● **Given data**:
□ □ □ □ □
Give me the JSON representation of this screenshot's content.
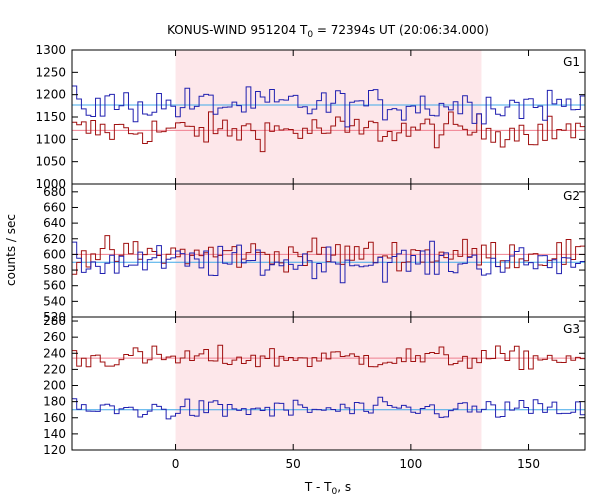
{
  "chart_data": {
    "type": "line",
    "title": {
      "prefix": "KONUS-WIND 951204 T",
      "sub": "0",
      "suffix": " = 72394s UT (20:06:34.000)"
    },
    "xlabel": {
      "prefix": "T - T",
      "sub": "0",
      "suffix": ", s"
    },
    "ylabel": "counts / sec",
    "xlim": [
      -44,
      174
    ],
    "x_ticks": [
      0,
      50,
      100,
      150
    ],
    "x_tick_labels": [
      "0",
      "50",
      "100",
      "150"
    ],
    "highlight_interval": {
      "start": 0,
      "end": 130,
      "color": "#fde7ea"
    },
    "bin_width": 2,
    "colors": {
      "red_series": "#a01010",
      "blue_series": "#2020b0",
      "red_bg": "#f08090",
      "blue_bg": "#40a8e8"
    },
    "panels": [
      {
        "name": "G1",
        "ylim": [
          1000,
          1300
        ],
        "y_ticks": [
          1050,
          1100,
          1150,
          1200,
          1250,
          1300
        ],
        "y_tick_labels": [
          "1050",
          "1100",
          "1150",
          "1200",
          "1250",
          "1300"
        ],
        "background": {
          "red": 1120,
          "blue": 1177
        },
        "series": [
          {
            "color": "red",
            "base": 1120,
            "noise": 26
          },
          {
            "color": "blue",
            "base": 1177,
            "noise": 28
          }
        ]
      },
      {
        "name": "G2",
        "ylim": [
          520,
          690
        ],
        "y_ticks": [
          540,
          560,
          580,
          600,
          620,
          640,
          660,
          680
        ],
        "y_tick_labels": [
          "540",
          "560",
          "580",
          "600",
          "620",
          "640",
          "660",
          "680"
        ],
        "background": {
          "red": 600,
          "blue": 590
        },
        "series": [
          {
            "color": "red",
            "base": 600,
            "noise": 14
          },
          {
            "color": "blue",
            "base": 590,
            "noise": 15
          }
        ]
      },
      {
        "name": "G3",
        "ylim": [
          120,
          285
        ],
        "y_ticks": [
          120,
          140,
          160,
          180,
          200,
          220,
          240,
          260,
          280
        ],
        "y_tick_labels": [
          "120",
          "140",
          "160",
          "180",
          "200",
          "220",
          "240",
          "260",
          "280"
        ],
        "background": {
          "red": 234,
          "blue": 170
        },
        "series": [
          {
            "color": "red",
            "base": 234,
            "noise": 10
          },
          {
            "color": "blue",
            "base": 170,
            "noise": 9
          }
        ]
      }
    ],
    "panel_divider_labels": [
      "1000",
      "520"
    ]
  }
}
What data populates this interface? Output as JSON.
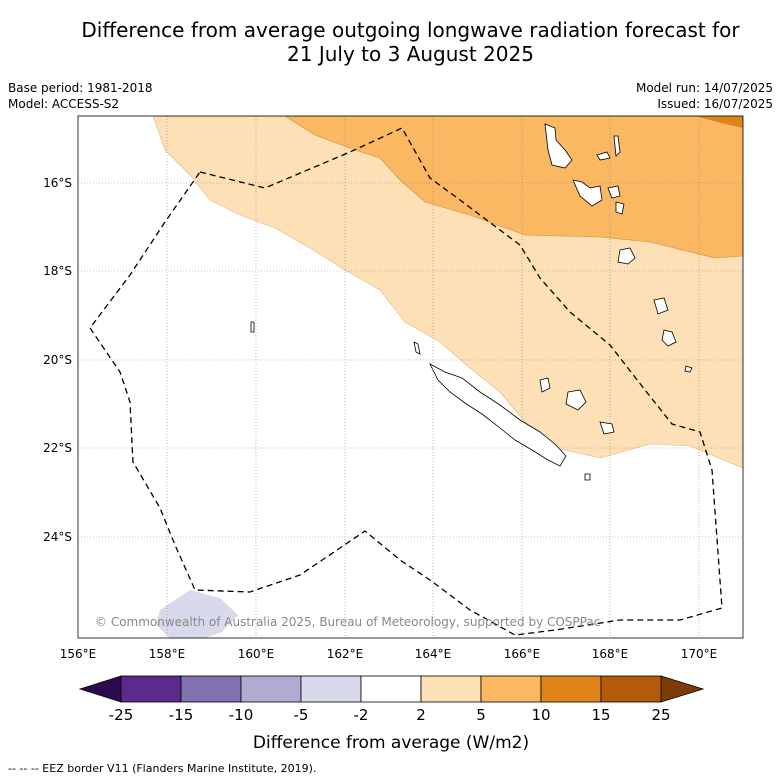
{
  "title_line1": "Difference from average outgoing longwave radiation forecast for",
  "title_line2": "21 July to 3 August 2025",
  "meta_left": [
    "Base period: 1981-2018",
    "Model: ACCESS-S2"
  ],
  "meta_right": [
    "Model run: 14/07/2025",
    "Issued: 16/07/2025"
  ],
  "lat_labels": [
    "16°S",
    "18°S",
    "20°S",
    "22°S",
    "24°S"
  ],
  "lon_labels": [
    "156°E",
    "158°E",
    "160°E",
    "162°E",
    "164°E",
    "166°E",
    "168°E",
    "170°E"
  ],
  "copyright": "© Commonwealth of Australia 2025, Bureau of Meteorology, supported by COSPPac",
  "colorbar": {
    "ticks": [
      "-25",
      "-15",
      "-10",
      "-5",
      "-2",
      "2",
      "5",
      "10",
      "15",
      "25"
    ],
    "colors": [
      "#5b2a8c",
      "#8072ae",
      "#b2aad2",
      "#d8d9ec",
      "#ffffff",
      "#fde0b5",
      "#fbb862",
      "#e08417",
      "#b45a0b"
    ],
    "low_extend_color": "#2d0a4f",
    "high_extend_color": "#7e3b07",
    "label": "Difference from average (W/m2)"
  },
  "footer": "--  --  -- EEZ border V11 (Flanders Marine Institute, 2019)."
}
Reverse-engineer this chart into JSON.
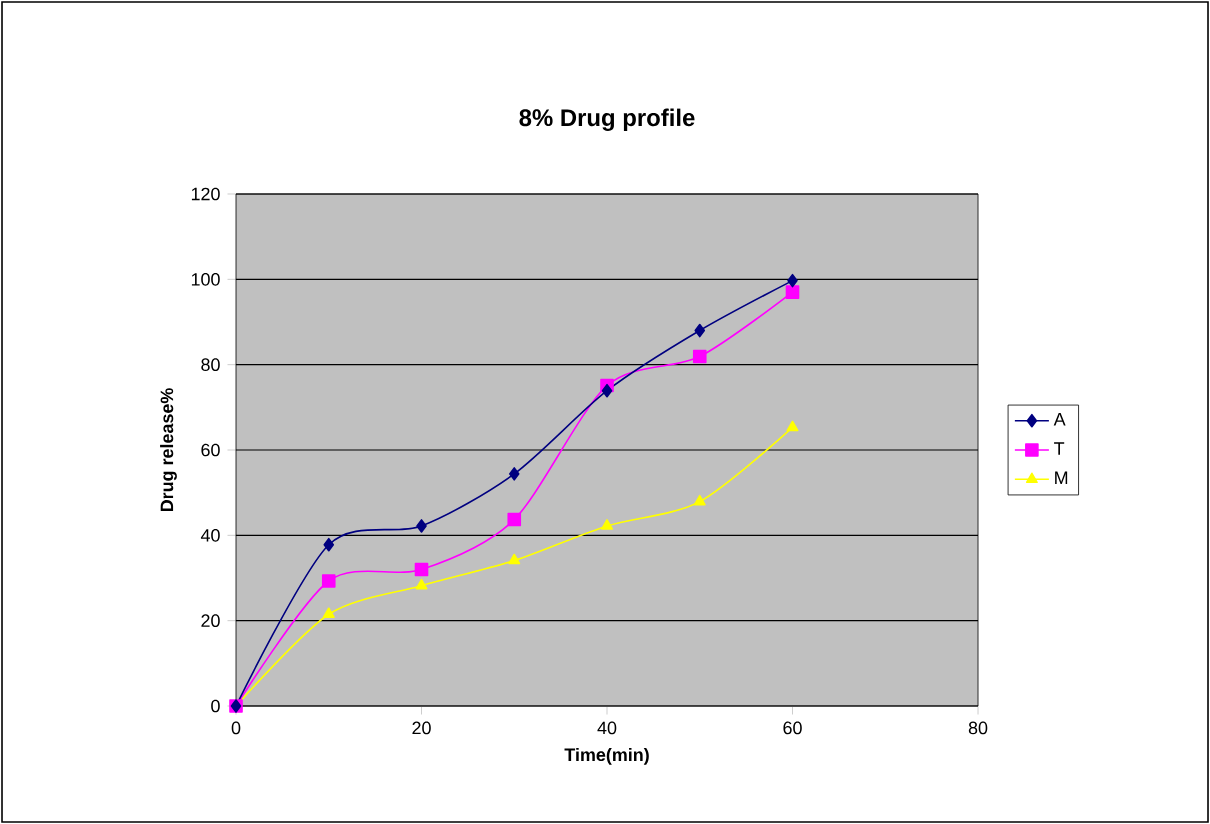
{
  "chart_data": {
    "type": "line",
    "title": "8% Drug profile",
    "xlabel": "Time(min)",
    "ylabel": "Drug release%",
    "x": [
      0,
      10,
      20,
      30,
      40,
      50,
      60
    ],
    "series": [
      {
        "name": "A",
        "color": "#000080",
        "marker": "diamond",
        "values": [
          0,
          37.8,
          42.2,
          54.4,
          73.9,
          88,
          99.7
        ]
      },
      {
        "name": "T",
        "color": "#ff00ff",
        "marker": "square",
        "values": [
          0,
          29.3,
          32,
          43.7,
          75.1,
          81.9,
          97
        ]
      },
      {
        "name": "M",
        "color": "#ffff00",
        "marker": "triangle",
        "values": [
          0,
          21.5,
          28.2,
          34.1,
          42.2,
          47.9,
          65.3
        ]
      }
    ],
    "xlim": [
      0,
      80
    ],
    "xticks": [
      0,
      20,
      40,
      60,
      80
    ],
    "ylim": [
      0,
      120
    ],
    "yticks": [
      0,
      20,
      40,
      60,
      80,
      100,
      120
    ],
    "grid": "y",
    "legend": "right",
    "line_style": "solid"
  }
}
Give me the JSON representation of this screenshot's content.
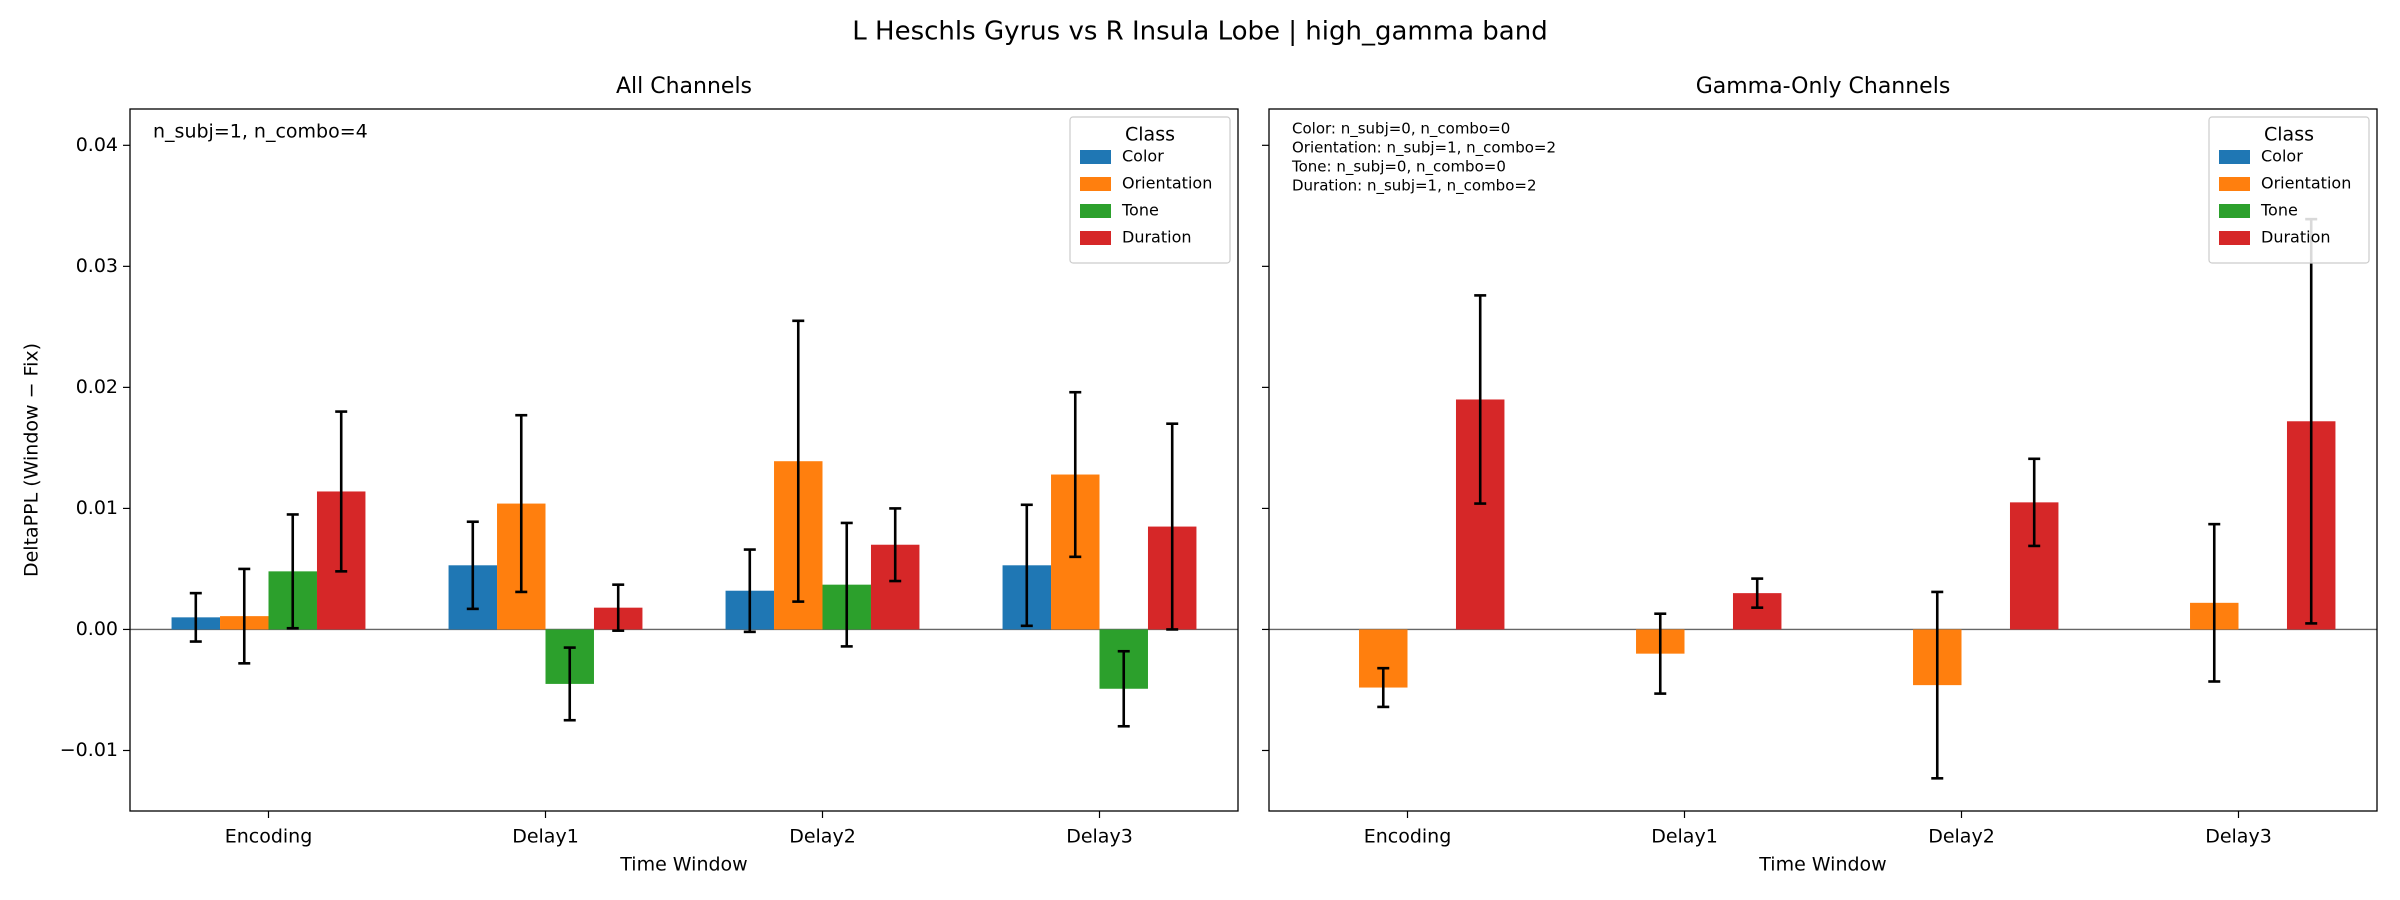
{
  "title": "L Heschls Gyrus vs R Insula Lobe  |  high_gamma band",
  "chart_data": [
    {
      "type": "bar",
      "title": "All Channels",
      "xlabel": "Time Window",
      "ylabel": "DeltaPPL (Window − Fix)",
      "annotations": [
        "n_subj=1, n_combo=4"
      ],
      "legend_title": "Class",
      "legend": "upper right",
      "ytick_labels_visible": true,
      "categories": [
        "Encoding",
        "Delay1",
        "Delay2",
        "Delay3"
      ],
      "ylim": [
        -0.015,
        0.043
      ],
      "yticks": [
        {
          "value": -0.01,
          "label": "−0.01"
        },
        {
          "value": 0,
          "label": "0.00"
        },
        0.01,
        0.02,
        0.03,
        0.04
      ],
      "series": [
        {
          "name": "Color",
          "color": "#1f77b4",
          "values": [
            0.001,
            0.0053,
            0.0032,
            0.0053
          ],
          "errors": [
            0.002,
            0.0036,
            0.0034,
            0.005
          ]
        },
        {
          "name": "Orientation",
          "color": "#ff7f0e",
          "values": [
            0.0011,
            0.0104,
            0.0139,
            0.0128
          ],
          "errors": [
            0.0039,
            0.0073,
            0.0116,
            0.0068
          ]
        },
        {
          "name": "Tone",
          "color": "#2ca02c",
          "values": [
            0.0048,
            -0.0045,
            0.0037,
            -0.0049
          ],
          "errors": [
            0.0047,
            0.003,
            0.0051,
            0.0031
          ]
        },
        {
          "name": "Duration",
          "color": "#d62728",
          "values": [
            0.0114,
            0.0018,
            0.007,
            0.0085
          ],
          "errors": [
            0.0066,
            0.0019,
            0.003,
            0.0085
          ]
        }
      ]
    },
    {
      "type": "bar",
      "title": "Gamma-Only Channels",
      "xlabel": "Time Window",
      "annotations": [
        "Color: n_subj=0, n_combo=0",
        "Orientation: n_subj=1, n_combo=2",
        "Tone: n_subj=0, n_combo=0",
        "Duration: n_subj=1, n_combo=2"
      ],
      "legend_title": "Class",
      "legend": "upper right",
      "ytick_labels_visible": false,
      "categories": [
        "Encoding",
        "Delay1",
        "Delay2",
        "Delay3"
      ],
      "ylim": [
        -0.015,
        0.043
      ],
      "yticks": [
        -0.01,
        0,
        0.01,
        0.02,
        0.03,
        0.04
      ],
      "series": [
        {
          "name": "Color",
          "color": "#1f77b4",
          "values": [
            null,
            null,
            null,
            null
          ],
          "errors": [
            null,
            null,
            null,
            null
          ]
        },
        {
          "name": "Orientation",
          "color": "#ff7f0e",
          "values": [
            -0.0048,
            -0.002,
            -0.0046,
            0.0022
          ],
          "errors": [
            0.0016,
            0.0033,
            0.0077,
            0.0065
          ]
        },
        {
          "name": "Tone",
          "color": "#2ca02c",
          "values": [
            null,
            null,
            null,
            null
          ],
          "errors": [
            null,
            null,
            null,
            null
          ]
        },
        {
          "name": "Duration",
          "color": "#d62728",
          "values": [
            0.019,
            0.003,
            0.0105,
            0.0172
          ],
          "errors": [
            0.0086,
            0.0012,
            0.0036,
            0.0167
          ]
        }
      ]
    }
  ]
}
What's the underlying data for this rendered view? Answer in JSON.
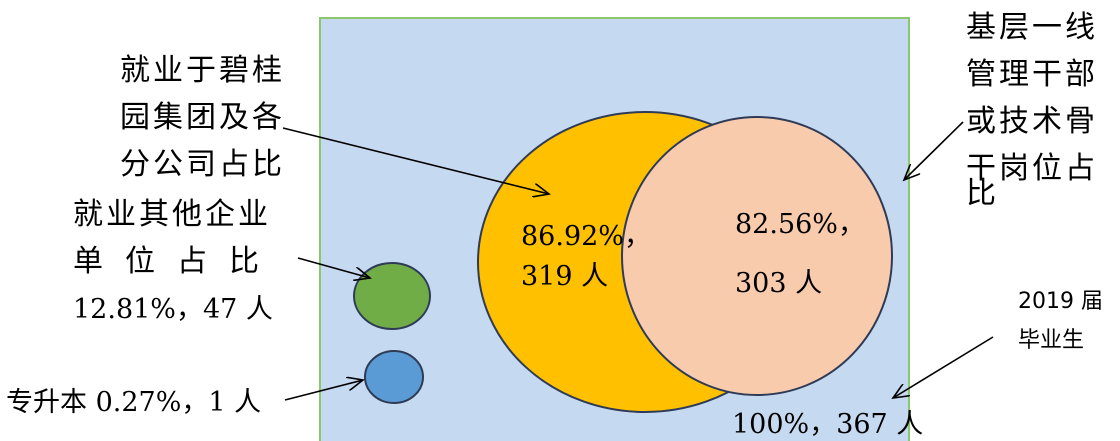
□ □ □ □ □
● **Instructions to follow**:
State how many lines hold the word "average". The number is the whole answer.

● **Finished exercise**:
2